◆ Aim ◆
Reproduce the records below with "vacuum pumping apparatus" swapped for "vacuum pump" wherever it occurs, leaving every other character unchanged.

◆ Record excerpts ◆
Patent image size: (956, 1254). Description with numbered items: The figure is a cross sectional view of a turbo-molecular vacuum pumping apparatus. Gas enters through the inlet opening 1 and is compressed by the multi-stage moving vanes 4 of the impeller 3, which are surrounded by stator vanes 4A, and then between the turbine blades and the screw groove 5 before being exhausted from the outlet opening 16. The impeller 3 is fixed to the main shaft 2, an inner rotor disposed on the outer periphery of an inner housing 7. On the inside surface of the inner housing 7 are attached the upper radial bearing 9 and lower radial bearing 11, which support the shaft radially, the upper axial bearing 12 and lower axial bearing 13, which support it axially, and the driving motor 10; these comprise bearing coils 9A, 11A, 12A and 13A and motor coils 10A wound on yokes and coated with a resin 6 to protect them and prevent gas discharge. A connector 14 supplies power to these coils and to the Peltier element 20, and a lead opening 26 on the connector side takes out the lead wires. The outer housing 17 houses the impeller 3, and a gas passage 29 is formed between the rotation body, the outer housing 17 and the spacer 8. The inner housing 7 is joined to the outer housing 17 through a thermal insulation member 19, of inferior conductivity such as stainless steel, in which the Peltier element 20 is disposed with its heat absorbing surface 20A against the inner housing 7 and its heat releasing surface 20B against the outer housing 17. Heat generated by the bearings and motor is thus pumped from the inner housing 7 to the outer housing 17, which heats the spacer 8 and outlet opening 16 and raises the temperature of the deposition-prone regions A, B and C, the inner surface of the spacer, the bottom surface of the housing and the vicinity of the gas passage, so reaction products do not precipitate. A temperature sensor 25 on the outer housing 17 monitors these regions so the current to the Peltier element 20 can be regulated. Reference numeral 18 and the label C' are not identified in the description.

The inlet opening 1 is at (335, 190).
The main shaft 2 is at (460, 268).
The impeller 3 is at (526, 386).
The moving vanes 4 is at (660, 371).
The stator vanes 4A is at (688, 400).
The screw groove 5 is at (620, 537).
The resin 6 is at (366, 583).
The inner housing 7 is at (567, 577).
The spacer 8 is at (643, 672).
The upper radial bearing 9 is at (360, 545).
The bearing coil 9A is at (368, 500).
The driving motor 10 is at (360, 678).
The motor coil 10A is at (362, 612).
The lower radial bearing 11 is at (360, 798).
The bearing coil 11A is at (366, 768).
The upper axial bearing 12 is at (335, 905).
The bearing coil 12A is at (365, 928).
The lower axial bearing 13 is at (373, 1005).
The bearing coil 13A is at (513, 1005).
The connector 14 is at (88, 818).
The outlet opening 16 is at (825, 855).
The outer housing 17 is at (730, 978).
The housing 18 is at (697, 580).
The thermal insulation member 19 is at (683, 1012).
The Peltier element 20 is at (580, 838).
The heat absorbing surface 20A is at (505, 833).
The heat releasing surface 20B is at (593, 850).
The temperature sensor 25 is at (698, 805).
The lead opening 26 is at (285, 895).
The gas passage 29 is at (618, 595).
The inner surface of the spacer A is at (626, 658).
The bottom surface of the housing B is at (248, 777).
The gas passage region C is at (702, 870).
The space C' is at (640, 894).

◆ Exercise response ◆
Patent image size: (956, 1254). Description with numbered items: The figure is a cross sectional view of a turbo-molecular vacuum pump. Gas enters through the inlet opening 1 and is compressed by the multi-stage moving vanes 4 of the impeller 3, which are surrounded by stator vanes 4A, and then between the turbine blades and the screw groove 5 before being exhausted from the outlet opening 16. The impeller 3 is fixed to the main shaft 2, an inner rotor disposed on the outer periphery of an inner housing 7. On the inside surface of the inner housing 7 are attached the upper radial bearing 9 and lower radial bearing 11, which support the shaft radially, the upper axial bearing 12 and lower axial bearing 13, which support it axially, and the driving motor 10; these comprise bearing coils 9A, 11A, 12A and 13A and motor coils 10A wound on yokes and coated with a resin 6 to protect them and prevent gas discharge. A connector 14 supplies power to these coils and to the Peltier element 20, and a lead opening 26 on the connector side takes out the lead wires. The outer housing 17 houses the impeller 3, and a gas passage 29 is formed between the rotation body, the outer housing 17 and the spacer 8. The inner housing 7 is joined to the outer housing 17 through a thermal insulation member 19, of inferior conductivity such as stainless steel, in which the Peltier element 20 is disposed with its heat absorbing surface 20A against the inner housing 7 and its heat releasing surface 20B against the outer housing 17. Heat generated by the bearings and motor is thus pumped from the inner housing 7 to the outer housing 17, which heats the spacer 8 and outlet opening 16 and raises the temperature of the deposition-prone regions A, B and C, the inner surface of the spacer, the bottom surface of the housing and the vicinity of the gas passage, so reaction products do not precipitate. A temperature sensor 25 on the outer housing 17 monitors these regions so the current to the Peltier element 20 can be regulated. Reference numeral 18 and the label C' are not identified in the description.

The inlet opening 1 is at (335, 190).
The main shaft 2 is at (460, 268).
The impeller 3 is at (526, 386).
The moving vanes 4 is at (660, 371).
The stator vanes 4A is at (688, 400).
The screw groove 5 is at (620, 537).
The resin 6 is at (366, 583).
The inner housing 7 is at (567, 577).
The spacer 8 is at (643, 672).
The upper radial bearing 9 is at (360, 545).
The bearing coil 9A is at (368, 500).
The driving motor 10 is at (360, 678).
The motor coil 10A is at (362, 612).
The lower radial bearing 11 is at (360, 798).
The bearing coil 11A is at (366, 768).
The upper axial bearing 12 is at (335, 905).
The bearing coil 12A is at (365, 928).
The lower axial bearing 13 is at (373, 1005).
The bearing coil 13A is at (513, 1005).
The connector 14 is at (88, 818).
The outlet opening 16 is at (825, 855).
The outer housing 17 is at (730, 978).
The housing 18 is at (697, 580).
The thermal insulation member 19 is at (683, 1012).
The Peltier element 20 is at (580, 838).
The heat absorbing surface 20A is at (505, 833).
The heat releasing surface 20B is at (593, 850).
The temperature sensor 25 is at (698, 805).
The lead opening 26 is at (285, 895).
The gas passage 29 is at (618, 595).
The inner surface of the spacer A is at (626, 658).
The bottom surface of the housing B is at (248, 777).
The gas passage region C is at (702, 870).
The space C' is at (640, 894).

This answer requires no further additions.